-- start of Data in this exercise --

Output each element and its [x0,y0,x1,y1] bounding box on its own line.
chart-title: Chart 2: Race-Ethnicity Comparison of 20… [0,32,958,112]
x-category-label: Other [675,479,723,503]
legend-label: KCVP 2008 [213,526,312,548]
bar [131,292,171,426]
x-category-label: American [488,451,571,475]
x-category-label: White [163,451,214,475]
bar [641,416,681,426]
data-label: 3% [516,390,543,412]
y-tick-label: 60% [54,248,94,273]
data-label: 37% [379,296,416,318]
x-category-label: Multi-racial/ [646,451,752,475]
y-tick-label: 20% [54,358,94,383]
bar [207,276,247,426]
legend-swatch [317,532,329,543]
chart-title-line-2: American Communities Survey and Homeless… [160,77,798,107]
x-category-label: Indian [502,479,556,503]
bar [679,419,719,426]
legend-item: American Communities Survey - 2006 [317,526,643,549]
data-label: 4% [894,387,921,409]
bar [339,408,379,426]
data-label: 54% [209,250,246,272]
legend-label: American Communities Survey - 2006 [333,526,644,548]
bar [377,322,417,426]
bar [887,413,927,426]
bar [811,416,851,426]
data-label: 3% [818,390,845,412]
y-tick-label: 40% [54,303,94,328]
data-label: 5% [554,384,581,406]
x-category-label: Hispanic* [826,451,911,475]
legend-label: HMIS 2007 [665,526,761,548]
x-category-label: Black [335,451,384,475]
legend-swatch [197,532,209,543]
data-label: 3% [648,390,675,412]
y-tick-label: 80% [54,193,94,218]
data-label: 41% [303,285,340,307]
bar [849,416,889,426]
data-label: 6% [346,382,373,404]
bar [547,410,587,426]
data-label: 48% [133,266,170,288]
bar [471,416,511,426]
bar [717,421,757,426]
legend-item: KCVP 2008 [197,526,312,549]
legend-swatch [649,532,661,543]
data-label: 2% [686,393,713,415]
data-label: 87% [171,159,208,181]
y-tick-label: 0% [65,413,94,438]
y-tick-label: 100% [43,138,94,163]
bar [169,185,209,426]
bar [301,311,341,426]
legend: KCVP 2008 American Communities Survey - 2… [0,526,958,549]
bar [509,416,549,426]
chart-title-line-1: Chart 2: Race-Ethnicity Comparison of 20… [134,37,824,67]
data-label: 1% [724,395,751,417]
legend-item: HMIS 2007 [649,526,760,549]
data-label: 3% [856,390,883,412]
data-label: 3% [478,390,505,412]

-- end of Data in this exercise --

Given exercise => Count the lines in the items above that contain the word "category" and reply with only that number.

Exercise solution => 7